THE PROBLEM »
Give the count of lines in the data that include the string "name", with no added remarks.

DATA SHOWN »

----

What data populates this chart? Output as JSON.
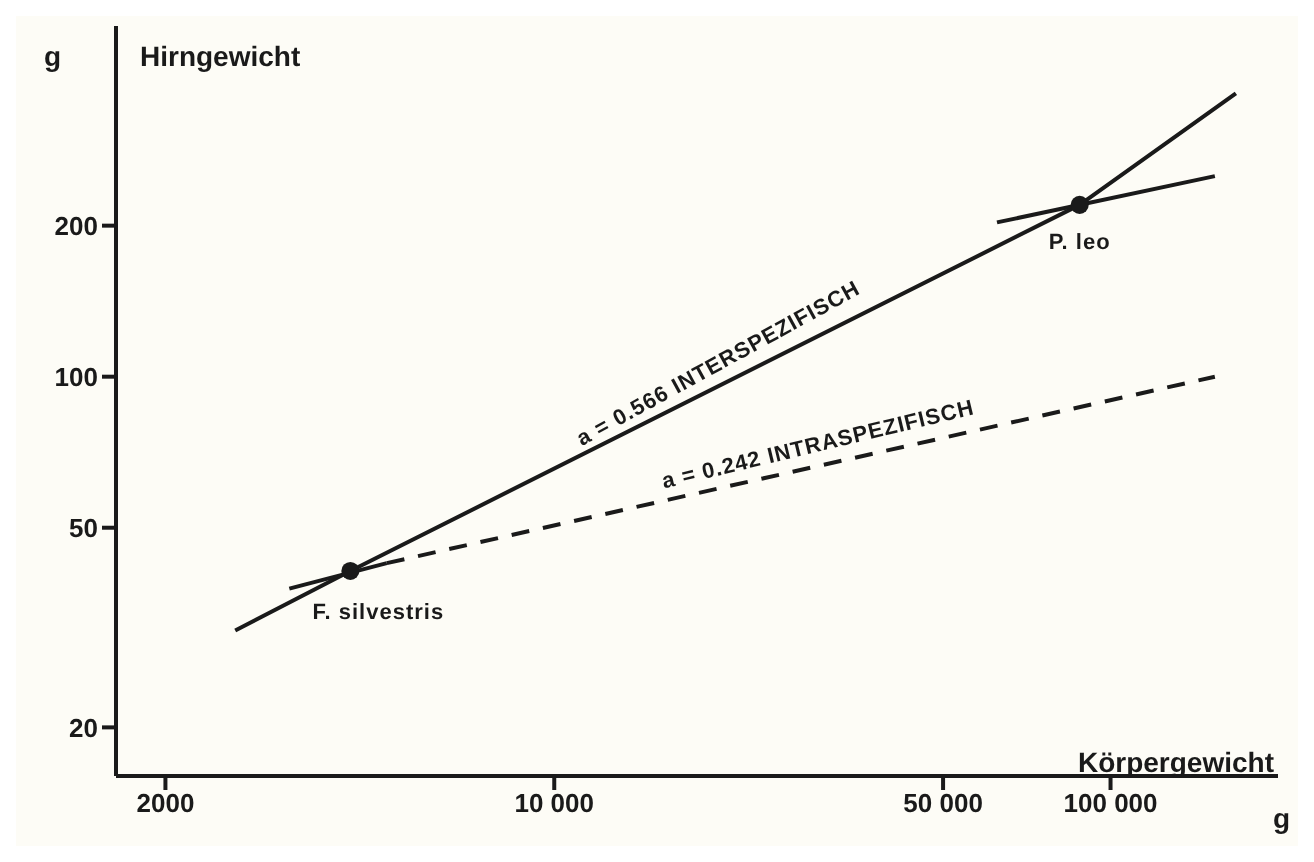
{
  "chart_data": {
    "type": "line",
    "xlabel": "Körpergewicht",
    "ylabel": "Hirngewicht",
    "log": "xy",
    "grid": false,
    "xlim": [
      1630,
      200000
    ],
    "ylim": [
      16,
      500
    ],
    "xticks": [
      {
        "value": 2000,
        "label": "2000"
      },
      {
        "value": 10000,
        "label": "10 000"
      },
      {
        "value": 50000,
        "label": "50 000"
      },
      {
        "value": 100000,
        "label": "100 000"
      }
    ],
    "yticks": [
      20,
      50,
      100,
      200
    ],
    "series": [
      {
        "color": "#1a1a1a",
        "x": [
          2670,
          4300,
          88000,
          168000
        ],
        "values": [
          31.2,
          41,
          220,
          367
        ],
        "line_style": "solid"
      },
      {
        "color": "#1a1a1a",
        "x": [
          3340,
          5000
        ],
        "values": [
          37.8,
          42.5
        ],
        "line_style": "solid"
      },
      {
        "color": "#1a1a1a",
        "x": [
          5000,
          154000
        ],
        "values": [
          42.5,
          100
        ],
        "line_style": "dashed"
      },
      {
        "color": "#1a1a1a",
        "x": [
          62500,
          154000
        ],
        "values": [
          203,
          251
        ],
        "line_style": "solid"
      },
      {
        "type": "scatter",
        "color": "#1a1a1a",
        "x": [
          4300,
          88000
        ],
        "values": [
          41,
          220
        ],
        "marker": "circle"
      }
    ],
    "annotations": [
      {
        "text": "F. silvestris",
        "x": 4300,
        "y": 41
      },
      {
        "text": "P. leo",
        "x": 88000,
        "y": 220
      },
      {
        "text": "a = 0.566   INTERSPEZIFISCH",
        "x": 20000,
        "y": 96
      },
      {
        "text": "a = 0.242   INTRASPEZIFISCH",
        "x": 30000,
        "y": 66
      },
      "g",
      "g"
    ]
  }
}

----

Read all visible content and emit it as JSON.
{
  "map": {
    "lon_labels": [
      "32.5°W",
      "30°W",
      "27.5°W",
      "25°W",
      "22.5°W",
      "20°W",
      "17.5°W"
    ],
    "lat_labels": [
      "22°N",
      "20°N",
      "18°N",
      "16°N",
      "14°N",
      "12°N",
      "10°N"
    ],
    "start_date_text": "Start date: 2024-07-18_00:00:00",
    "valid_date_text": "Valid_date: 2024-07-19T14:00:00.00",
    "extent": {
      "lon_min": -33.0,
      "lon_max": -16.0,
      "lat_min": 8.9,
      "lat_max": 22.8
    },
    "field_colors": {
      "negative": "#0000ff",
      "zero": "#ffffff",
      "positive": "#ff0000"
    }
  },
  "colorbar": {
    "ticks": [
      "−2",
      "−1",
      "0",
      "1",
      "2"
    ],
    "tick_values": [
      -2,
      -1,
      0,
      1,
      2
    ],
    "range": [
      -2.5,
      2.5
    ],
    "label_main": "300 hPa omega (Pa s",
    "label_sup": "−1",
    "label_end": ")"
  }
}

----

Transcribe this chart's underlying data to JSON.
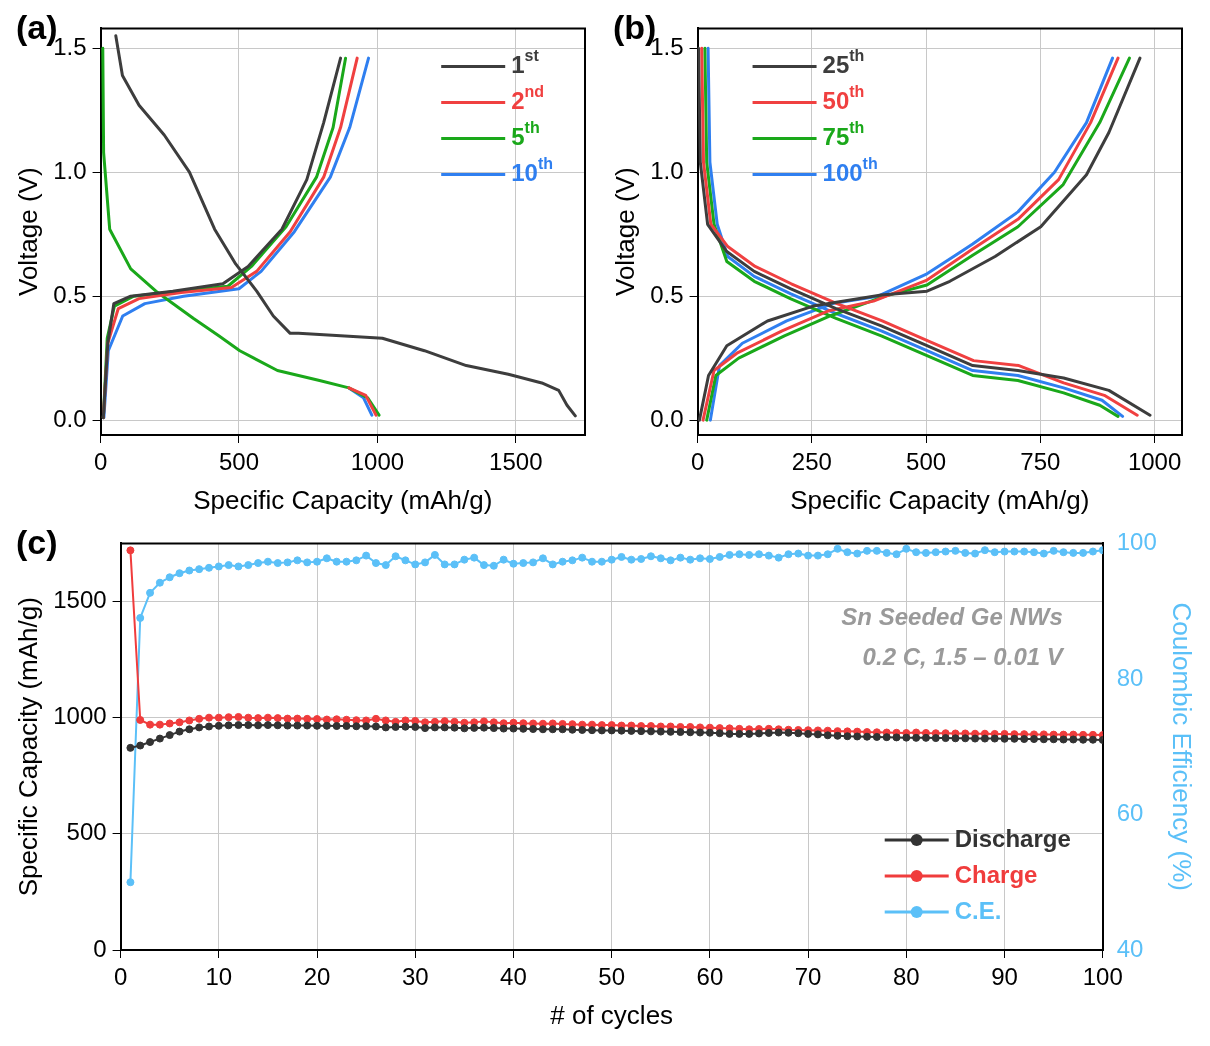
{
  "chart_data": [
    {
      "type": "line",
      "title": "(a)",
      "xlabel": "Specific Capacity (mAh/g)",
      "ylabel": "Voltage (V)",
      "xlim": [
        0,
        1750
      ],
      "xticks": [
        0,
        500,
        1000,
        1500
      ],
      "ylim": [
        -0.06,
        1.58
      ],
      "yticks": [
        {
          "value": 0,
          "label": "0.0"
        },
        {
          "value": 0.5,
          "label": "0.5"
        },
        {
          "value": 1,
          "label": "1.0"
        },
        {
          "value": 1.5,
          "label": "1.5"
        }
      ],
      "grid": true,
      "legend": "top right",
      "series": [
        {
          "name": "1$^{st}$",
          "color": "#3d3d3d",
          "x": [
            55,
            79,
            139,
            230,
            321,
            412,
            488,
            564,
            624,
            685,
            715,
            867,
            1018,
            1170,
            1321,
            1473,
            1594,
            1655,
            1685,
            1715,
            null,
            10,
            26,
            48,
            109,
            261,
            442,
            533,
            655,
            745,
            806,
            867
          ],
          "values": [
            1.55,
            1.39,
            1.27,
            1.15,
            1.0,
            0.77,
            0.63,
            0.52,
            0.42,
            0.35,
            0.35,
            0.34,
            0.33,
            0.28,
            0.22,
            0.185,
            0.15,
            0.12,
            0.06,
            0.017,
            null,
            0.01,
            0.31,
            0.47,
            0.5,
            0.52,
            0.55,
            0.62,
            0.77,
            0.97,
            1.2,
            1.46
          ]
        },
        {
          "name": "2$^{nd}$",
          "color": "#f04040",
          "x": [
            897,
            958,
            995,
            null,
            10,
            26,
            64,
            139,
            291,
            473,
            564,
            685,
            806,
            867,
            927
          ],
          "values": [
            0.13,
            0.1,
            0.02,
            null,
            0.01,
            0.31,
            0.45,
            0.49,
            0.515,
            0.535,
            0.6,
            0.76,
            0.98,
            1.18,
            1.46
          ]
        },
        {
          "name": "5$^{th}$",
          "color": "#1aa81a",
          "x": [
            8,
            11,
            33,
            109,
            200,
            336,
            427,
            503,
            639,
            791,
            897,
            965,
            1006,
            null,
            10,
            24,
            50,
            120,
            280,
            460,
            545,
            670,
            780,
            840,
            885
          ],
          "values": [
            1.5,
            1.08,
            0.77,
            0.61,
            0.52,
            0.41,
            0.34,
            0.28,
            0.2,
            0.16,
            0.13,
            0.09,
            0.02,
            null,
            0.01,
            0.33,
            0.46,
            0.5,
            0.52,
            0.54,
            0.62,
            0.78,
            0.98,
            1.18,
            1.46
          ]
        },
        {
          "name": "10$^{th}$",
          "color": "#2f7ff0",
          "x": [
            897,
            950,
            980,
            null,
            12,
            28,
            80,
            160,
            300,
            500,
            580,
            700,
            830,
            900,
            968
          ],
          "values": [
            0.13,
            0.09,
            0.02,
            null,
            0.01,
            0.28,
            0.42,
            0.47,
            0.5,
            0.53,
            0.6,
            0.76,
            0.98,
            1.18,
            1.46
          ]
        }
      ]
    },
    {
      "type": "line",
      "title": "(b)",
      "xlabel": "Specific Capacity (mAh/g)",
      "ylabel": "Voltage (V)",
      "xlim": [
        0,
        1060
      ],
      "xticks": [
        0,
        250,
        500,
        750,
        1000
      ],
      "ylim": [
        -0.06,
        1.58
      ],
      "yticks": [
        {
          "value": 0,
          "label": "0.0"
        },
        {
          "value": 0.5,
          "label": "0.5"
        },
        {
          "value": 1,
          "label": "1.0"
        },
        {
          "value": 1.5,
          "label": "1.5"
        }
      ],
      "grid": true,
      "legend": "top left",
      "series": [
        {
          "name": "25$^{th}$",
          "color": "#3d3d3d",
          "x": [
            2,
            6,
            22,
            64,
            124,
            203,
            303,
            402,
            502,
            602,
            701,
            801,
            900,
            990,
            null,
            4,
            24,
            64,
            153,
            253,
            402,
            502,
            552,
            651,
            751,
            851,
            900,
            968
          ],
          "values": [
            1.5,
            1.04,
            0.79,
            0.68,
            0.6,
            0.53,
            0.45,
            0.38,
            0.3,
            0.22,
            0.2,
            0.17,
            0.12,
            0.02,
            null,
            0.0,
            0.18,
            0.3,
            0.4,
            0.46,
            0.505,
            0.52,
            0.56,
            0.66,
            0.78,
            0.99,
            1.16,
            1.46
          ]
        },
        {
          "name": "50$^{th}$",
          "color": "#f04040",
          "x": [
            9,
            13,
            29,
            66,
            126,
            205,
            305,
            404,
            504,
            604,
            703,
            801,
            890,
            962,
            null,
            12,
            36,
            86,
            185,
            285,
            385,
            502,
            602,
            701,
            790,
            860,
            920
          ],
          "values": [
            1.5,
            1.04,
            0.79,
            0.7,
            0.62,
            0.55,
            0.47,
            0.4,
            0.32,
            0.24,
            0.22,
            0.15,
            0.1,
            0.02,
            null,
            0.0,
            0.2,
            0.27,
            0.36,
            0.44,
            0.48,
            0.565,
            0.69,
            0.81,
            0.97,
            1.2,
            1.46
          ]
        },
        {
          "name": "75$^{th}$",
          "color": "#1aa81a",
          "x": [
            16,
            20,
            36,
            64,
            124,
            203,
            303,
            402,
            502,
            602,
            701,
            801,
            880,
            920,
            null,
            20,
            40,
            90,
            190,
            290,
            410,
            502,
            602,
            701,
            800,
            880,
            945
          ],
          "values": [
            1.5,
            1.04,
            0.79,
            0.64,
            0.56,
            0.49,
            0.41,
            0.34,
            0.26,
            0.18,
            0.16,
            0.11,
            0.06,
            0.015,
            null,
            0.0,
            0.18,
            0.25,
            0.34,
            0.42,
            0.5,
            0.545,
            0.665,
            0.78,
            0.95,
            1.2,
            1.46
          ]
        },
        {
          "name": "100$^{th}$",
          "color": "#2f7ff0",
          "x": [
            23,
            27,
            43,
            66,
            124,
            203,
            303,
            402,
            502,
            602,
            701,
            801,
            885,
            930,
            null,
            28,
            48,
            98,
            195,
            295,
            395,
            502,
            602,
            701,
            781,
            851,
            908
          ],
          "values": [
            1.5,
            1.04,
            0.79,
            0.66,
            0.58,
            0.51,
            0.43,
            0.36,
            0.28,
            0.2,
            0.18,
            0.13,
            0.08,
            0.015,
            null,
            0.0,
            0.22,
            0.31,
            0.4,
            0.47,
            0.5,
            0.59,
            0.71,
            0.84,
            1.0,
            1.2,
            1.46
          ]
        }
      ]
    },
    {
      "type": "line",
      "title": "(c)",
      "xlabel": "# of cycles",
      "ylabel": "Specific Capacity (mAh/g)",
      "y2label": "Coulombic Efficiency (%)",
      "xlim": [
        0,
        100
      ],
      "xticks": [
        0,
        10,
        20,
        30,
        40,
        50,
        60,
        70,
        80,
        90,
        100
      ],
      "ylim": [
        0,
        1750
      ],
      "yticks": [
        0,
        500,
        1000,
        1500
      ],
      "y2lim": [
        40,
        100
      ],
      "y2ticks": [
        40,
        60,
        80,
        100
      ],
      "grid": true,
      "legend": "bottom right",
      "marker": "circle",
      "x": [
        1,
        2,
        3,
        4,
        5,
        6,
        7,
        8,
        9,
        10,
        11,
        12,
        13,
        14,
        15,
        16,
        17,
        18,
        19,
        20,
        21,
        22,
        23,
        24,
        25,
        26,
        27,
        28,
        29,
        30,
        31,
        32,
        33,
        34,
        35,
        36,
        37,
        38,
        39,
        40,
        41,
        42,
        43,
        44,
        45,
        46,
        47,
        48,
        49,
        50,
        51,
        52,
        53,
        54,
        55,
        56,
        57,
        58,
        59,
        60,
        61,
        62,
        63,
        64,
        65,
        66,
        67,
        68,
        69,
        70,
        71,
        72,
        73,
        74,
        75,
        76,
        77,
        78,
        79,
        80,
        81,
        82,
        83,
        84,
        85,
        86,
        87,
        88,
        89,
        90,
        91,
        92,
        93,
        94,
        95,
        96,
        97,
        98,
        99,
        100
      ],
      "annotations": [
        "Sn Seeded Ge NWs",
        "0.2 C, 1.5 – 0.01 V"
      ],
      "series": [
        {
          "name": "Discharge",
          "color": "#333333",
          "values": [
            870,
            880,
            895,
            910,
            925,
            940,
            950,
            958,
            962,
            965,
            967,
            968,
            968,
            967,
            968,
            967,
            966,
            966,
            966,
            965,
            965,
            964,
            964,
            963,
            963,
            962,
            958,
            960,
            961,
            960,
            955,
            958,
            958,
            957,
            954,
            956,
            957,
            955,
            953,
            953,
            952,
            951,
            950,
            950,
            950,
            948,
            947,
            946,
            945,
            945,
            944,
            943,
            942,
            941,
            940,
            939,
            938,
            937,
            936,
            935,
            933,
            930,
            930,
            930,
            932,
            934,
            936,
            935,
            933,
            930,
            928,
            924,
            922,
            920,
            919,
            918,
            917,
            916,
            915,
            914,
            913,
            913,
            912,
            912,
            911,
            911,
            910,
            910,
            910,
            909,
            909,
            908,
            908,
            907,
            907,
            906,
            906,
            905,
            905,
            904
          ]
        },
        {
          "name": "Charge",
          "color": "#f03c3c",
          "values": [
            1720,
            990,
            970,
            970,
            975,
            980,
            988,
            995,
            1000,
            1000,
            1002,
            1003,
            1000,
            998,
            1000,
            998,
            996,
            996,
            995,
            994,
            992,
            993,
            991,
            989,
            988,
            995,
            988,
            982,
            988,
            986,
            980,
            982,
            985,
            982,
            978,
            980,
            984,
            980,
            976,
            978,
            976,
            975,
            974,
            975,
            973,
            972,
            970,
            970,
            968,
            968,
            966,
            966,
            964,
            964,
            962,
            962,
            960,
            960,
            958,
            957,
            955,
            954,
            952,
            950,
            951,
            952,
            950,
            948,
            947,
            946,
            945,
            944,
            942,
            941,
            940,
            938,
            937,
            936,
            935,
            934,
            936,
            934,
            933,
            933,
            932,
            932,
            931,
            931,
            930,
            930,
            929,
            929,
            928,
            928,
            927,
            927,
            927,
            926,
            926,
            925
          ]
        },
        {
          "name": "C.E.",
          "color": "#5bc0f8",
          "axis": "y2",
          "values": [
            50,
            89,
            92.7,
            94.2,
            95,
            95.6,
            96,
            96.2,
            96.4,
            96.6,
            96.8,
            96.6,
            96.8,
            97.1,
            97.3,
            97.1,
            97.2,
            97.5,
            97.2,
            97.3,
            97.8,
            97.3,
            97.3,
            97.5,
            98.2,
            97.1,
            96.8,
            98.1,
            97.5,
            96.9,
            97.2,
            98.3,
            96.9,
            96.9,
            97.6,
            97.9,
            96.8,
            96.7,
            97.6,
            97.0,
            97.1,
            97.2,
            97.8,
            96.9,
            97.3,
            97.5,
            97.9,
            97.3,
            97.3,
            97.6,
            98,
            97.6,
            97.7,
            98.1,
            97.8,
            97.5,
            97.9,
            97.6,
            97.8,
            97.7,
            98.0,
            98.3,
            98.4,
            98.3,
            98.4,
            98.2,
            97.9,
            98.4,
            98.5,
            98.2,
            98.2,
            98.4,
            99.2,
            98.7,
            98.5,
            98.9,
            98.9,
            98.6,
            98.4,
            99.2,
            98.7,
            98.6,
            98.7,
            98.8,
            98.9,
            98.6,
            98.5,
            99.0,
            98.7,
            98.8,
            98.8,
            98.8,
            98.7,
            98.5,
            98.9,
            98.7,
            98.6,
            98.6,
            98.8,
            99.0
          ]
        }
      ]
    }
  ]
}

----

FINISHED EXERCISE »
11